Royal Navy could send more warships to Gulf as Iran issues another threat following British tanker gun standoff – The Sun
THE Royal Navy may send more warships to protect British tankers in the Gulf after Iran issued another threat following a tense tanker gun standoff.
The news comes after three Iranian gun boats swarmed passing oil tanker British Heritage late on Wednesday in an illegal bid to force it into enemy waters.
Iran's elite Revolutionary Guard tried to take control of the vessel as it passed through the Strait of Hormuz – sparking a tense standoff in the Persian Gulf, US officials revealed.
The Royal Navy frigate HMS Montrose – which was escorting the tanker through the flashpoint region – was forced to sail in front of the boats.
After quickly training its 30mm deck guns on the enemy boats, deploying its Wildcat helicopter and issuing a radio warning, the Iranian boats scarpered.
Currently the UK has HMS Montrose and four minehunters in the region – insufficient numbers to shadow every British tanker passing through.
Sources said Top Brass will have to decide whether to send a Destroyer to the region to enforce international rules amid feverish tensions between Iran and the West.
Meanwhile, the Department for Transport has issued new guidance to all British-flagged commercial ships to go to a heightened state of security in the Strait of Hormuz, Sky News reported.
A defence source said Iranian patrol boats were "being aggressive towards them".
While the UK is determined not to raise tensions – insiders admitted the Government must reassess its Naval footprint in the region.
A source said: “This illegal incident has sharpened minds. The Naval contribution kept in the region is kept under constant review.”
Iran has vowed to seize a British tanker after Royal Marines captured one of theirs last week off Gibraltar amid fears it was transporting oil to Syria in breach of sanctions.
Responding to the major escalation on Wednesday evening, a UK Government Spokesperson said: “Contrary to international law, three Iranian vessels attempted to impede the passage of a commercial vessel, British Heritage, through the Strait of Hormuz.
“HMS Montrose was forced to position herself between the Iranian vessels and British Heritage and issue verbal warnings to the Iranian vessels, which then turned away.
“We are concerned by this action and continue to urge the Iranian authorities to de-escalate the situation in the region.”
Foreign Secretary Jeremy Hunt said the UK would monitor the situation "very carefully".
While Prime Minister Theresa May's official spokesman said the government was "committed to maintaining freedom of navigation in accordance with international law".

> [What you will do]
Answer these from the article above, using only what it states:
(a) How many Iranian gun boats swarmed the tanker British Heritage?
(b) What vessels does the UK currently have in the region?
(c) Where did Royal Marines capture an Iranian tanker last week?

> [Data listing]

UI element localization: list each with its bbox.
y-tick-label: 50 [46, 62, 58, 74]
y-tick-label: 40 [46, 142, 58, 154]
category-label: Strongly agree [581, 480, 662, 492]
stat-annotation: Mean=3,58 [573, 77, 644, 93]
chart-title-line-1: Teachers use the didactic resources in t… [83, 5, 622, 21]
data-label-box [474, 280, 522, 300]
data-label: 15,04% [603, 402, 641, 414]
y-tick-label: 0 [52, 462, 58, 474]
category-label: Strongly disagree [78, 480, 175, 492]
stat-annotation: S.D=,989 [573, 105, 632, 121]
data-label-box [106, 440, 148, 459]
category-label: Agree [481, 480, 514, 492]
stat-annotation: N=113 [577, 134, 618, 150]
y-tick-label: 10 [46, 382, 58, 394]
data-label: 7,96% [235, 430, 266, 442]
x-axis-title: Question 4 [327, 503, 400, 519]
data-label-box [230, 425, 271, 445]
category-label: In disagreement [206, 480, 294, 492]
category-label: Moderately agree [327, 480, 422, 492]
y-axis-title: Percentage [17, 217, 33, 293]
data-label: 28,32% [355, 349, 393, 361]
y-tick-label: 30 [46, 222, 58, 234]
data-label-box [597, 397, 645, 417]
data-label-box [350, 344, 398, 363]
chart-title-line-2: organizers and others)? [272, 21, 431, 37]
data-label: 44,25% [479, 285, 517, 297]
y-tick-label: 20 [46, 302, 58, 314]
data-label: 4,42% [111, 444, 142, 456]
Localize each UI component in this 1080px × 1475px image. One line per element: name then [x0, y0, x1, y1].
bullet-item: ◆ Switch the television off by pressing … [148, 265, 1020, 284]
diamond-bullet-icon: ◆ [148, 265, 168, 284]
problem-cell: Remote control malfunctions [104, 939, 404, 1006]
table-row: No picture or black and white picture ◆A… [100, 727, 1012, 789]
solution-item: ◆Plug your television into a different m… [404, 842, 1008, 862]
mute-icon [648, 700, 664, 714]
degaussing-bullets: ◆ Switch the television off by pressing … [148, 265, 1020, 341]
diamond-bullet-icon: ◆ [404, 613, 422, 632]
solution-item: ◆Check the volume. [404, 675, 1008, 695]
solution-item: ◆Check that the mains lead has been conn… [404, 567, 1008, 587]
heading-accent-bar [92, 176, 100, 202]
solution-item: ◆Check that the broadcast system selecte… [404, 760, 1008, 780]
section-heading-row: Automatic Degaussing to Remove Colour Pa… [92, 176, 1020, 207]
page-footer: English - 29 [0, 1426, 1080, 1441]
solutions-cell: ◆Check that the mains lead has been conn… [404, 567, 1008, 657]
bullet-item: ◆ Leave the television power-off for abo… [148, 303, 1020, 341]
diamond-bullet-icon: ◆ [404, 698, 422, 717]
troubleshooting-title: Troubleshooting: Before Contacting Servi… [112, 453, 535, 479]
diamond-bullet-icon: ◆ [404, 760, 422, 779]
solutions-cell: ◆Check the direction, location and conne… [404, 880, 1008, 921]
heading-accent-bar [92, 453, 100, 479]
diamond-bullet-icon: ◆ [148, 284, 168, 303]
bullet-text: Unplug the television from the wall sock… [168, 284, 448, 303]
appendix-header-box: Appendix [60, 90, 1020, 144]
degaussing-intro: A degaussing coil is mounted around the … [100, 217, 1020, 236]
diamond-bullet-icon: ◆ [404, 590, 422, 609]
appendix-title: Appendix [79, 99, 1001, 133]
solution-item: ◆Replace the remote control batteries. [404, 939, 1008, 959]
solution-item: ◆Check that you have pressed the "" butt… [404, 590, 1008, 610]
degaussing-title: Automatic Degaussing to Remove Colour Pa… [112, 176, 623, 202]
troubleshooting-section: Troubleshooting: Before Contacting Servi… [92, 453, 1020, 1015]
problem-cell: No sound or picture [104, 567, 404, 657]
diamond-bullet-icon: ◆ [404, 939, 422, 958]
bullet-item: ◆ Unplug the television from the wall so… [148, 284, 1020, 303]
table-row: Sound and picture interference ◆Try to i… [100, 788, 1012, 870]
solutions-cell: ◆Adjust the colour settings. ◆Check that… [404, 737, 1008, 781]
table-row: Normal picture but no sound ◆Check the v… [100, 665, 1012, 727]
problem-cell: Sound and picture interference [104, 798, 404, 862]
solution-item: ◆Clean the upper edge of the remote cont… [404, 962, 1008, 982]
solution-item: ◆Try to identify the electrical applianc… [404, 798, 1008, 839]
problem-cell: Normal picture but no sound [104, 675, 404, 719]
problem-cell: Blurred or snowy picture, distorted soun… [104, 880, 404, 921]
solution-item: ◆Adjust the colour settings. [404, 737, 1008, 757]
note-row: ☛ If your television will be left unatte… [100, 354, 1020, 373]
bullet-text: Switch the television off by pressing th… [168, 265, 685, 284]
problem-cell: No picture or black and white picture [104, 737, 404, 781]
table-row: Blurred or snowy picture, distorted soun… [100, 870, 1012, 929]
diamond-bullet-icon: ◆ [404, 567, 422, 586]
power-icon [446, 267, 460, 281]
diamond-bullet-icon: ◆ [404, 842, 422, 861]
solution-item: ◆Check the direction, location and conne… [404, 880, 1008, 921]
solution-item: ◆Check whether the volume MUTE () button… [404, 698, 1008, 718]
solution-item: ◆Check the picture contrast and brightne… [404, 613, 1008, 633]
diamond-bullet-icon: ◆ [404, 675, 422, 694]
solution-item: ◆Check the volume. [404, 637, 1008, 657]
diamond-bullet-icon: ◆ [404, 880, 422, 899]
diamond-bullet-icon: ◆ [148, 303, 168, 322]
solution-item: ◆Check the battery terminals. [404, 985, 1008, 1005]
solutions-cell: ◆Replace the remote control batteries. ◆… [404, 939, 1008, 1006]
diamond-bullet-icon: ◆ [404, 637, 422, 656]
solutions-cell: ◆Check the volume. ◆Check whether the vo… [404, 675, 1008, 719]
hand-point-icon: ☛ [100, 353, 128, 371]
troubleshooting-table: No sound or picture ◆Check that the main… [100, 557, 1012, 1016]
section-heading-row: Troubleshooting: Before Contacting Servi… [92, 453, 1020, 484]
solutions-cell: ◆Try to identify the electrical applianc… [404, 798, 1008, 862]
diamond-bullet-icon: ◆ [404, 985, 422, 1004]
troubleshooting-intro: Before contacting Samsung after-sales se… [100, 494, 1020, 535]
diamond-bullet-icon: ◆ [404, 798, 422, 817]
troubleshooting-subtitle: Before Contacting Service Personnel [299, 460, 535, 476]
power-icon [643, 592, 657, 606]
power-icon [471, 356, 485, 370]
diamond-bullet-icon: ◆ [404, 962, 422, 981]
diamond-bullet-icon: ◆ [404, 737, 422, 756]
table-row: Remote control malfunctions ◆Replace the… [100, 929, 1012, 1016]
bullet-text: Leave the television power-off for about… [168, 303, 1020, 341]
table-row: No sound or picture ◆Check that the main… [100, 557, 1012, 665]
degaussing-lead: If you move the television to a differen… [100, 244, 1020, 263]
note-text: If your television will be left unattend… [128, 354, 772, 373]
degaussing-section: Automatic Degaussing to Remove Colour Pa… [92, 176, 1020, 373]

> [Worked solution]
(a) Three.
(b) HMS Montrose and four minehunters.
(c) Off Gibraltar.